**To do**: Report every line from the material that contains the word "Blitze".
-------- Data to process
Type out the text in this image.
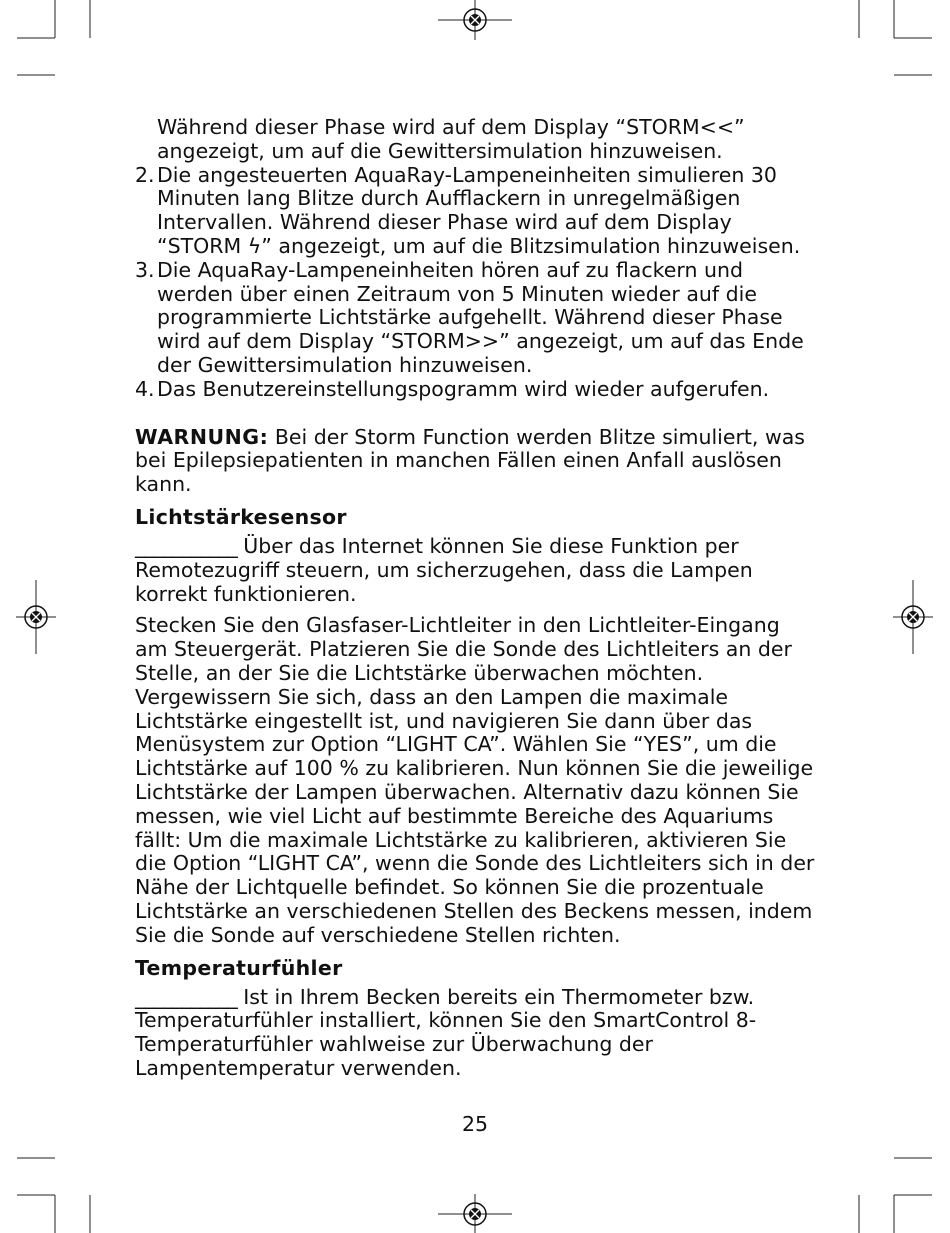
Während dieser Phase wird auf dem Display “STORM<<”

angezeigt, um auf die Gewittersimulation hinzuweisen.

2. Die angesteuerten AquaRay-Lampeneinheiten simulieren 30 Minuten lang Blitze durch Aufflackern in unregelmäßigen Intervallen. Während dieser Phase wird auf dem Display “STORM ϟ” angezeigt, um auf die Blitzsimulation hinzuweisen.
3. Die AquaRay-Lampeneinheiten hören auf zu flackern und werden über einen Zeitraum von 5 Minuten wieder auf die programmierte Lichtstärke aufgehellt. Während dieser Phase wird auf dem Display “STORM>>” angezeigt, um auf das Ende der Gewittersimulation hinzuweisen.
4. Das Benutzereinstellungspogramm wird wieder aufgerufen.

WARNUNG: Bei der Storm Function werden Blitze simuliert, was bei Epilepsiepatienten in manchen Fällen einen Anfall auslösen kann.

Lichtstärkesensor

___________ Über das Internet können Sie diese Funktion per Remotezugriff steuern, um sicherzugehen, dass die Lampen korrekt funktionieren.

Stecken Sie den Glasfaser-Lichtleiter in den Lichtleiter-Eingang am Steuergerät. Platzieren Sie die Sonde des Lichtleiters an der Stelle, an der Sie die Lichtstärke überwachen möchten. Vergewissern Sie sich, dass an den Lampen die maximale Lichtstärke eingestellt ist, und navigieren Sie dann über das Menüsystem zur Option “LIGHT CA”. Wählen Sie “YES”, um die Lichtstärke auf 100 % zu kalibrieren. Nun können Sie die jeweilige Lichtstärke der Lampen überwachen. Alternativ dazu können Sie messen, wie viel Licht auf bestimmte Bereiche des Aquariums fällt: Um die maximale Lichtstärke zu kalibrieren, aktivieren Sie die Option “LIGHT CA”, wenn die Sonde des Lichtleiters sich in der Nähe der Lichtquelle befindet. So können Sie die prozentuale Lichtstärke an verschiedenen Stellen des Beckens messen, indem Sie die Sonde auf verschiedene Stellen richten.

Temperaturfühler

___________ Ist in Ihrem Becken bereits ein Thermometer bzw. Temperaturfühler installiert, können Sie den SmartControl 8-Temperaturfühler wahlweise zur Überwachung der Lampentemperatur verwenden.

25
----------------
-------- Data to process
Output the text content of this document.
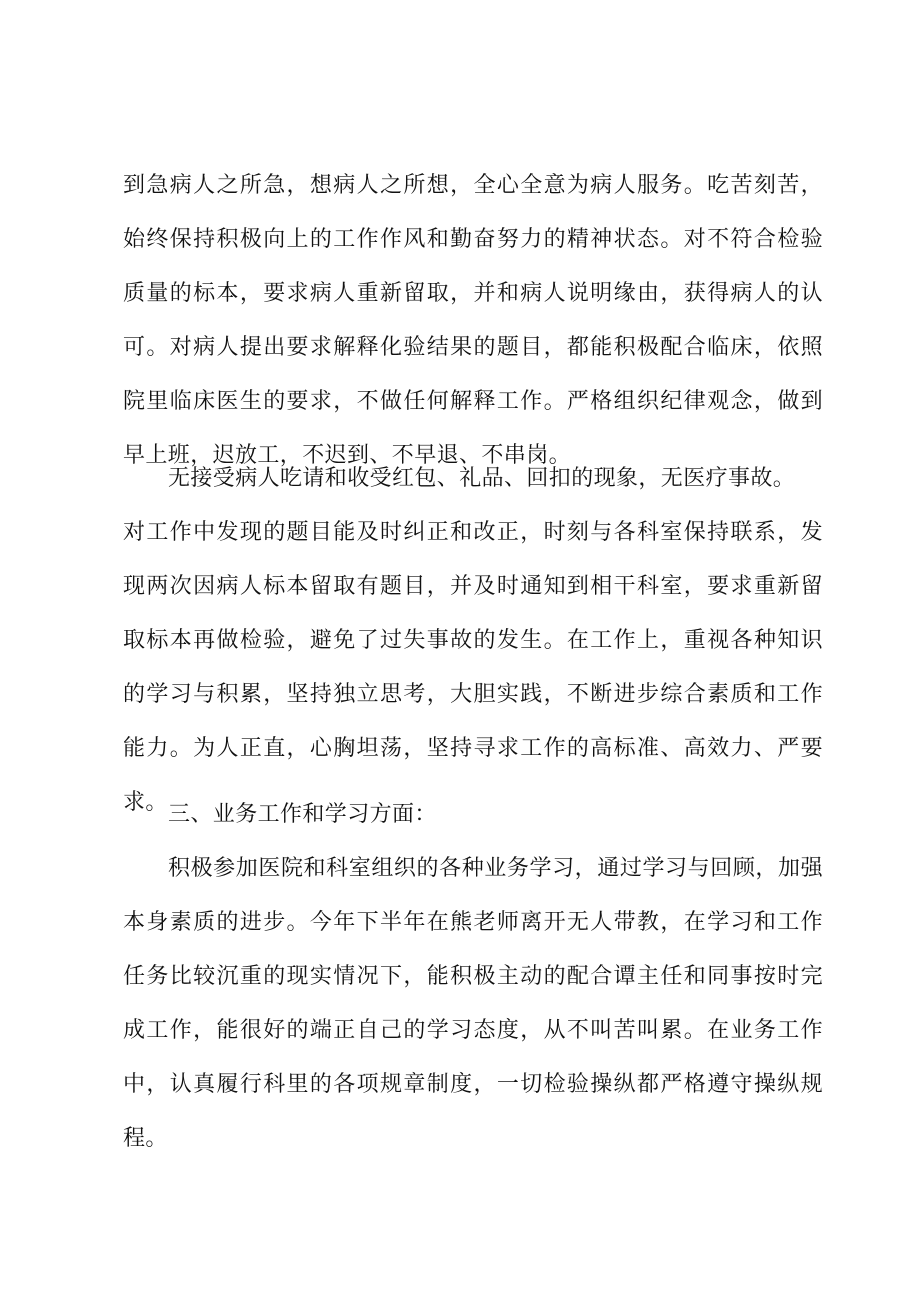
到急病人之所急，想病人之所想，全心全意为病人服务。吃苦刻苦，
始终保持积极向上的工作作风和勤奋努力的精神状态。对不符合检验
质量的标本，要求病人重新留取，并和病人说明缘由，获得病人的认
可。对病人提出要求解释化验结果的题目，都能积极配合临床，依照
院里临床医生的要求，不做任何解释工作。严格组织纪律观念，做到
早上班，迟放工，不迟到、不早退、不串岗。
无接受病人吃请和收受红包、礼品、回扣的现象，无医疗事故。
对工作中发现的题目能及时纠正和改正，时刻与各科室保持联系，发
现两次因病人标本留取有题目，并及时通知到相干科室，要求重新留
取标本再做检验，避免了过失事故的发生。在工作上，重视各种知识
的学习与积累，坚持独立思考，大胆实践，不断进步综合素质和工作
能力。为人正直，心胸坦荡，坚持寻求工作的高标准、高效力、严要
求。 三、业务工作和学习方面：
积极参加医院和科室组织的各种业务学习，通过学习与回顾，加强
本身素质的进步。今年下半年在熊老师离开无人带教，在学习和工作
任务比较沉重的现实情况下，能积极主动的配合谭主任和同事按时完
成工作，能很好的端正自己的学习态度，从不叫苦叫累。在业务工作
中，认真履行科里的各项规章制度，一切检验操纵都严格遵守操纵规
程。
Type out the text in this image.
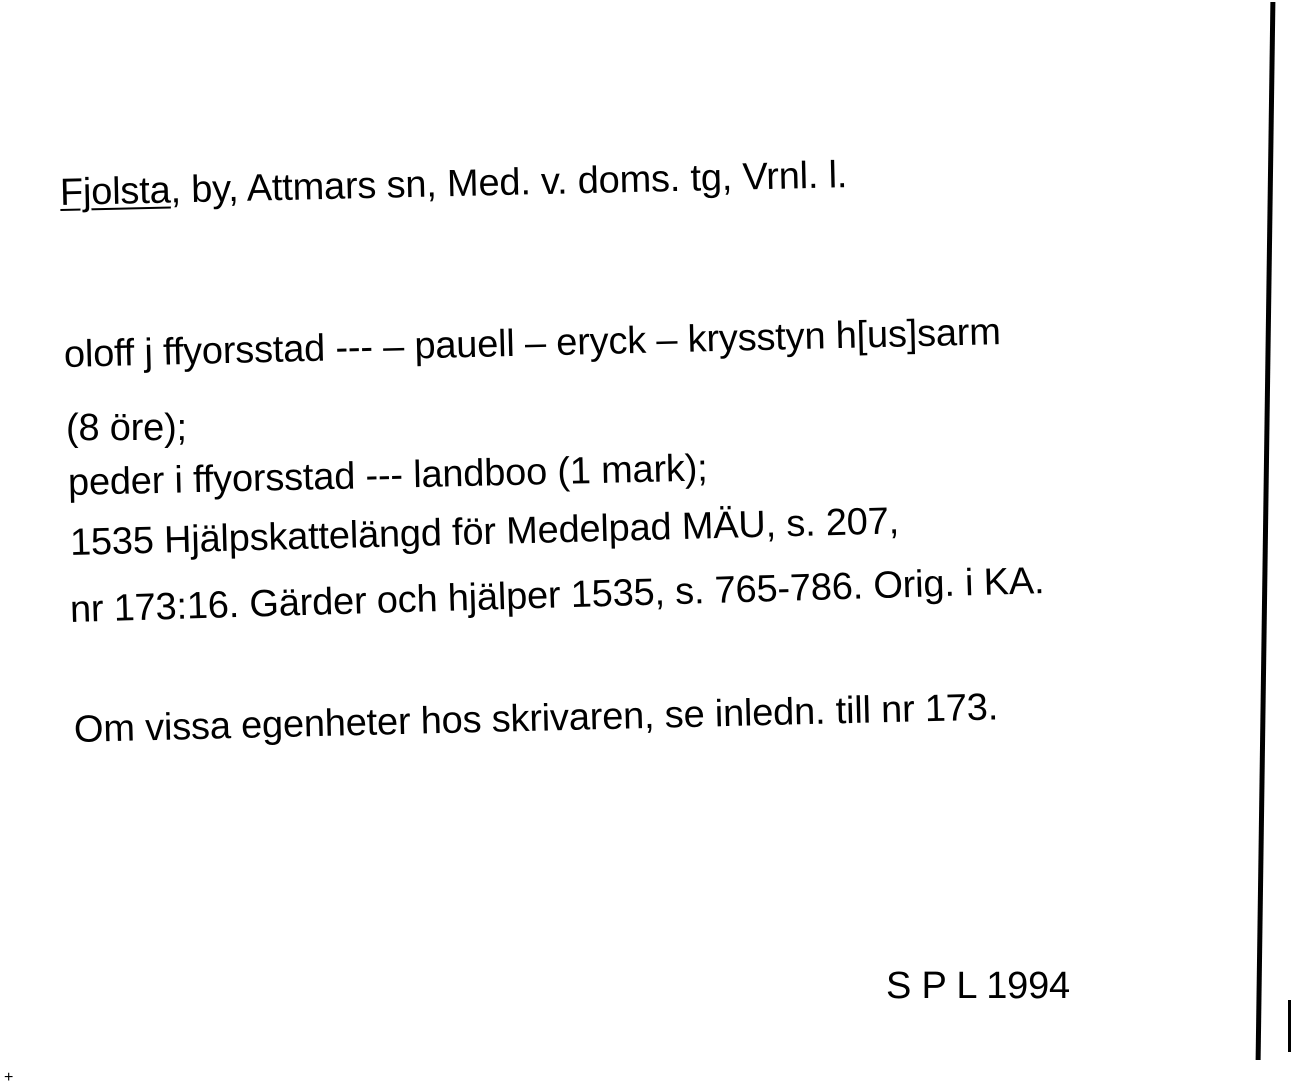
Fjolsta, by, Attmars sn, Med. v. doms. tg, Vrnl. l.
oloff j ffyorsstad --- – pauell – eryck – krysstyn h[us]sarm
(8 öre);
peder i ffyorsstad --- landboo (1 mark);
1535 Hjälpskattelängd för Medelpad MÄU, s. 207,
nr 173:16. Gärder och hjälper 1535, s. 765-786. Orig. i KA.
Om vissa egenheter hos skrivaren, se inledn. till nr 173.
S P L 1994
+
----------------
**Result**:
2. Die angesteuerten AquaRay-Lampeneinheiten simulieren 30 Minuten lang Blitze durch Aufflackern in unregelmäßigen Intervallen. Während dieser Phase wird auf dem Display “STORM ϟ” angezeigt, um auf die Blitzsimulation hinzuweisen.
WARNUNG: Bei der Storm Function werden Blitze simuliert, was bei Epilepsiepatienten in manchen Fällen einen Anfall auslösen kann.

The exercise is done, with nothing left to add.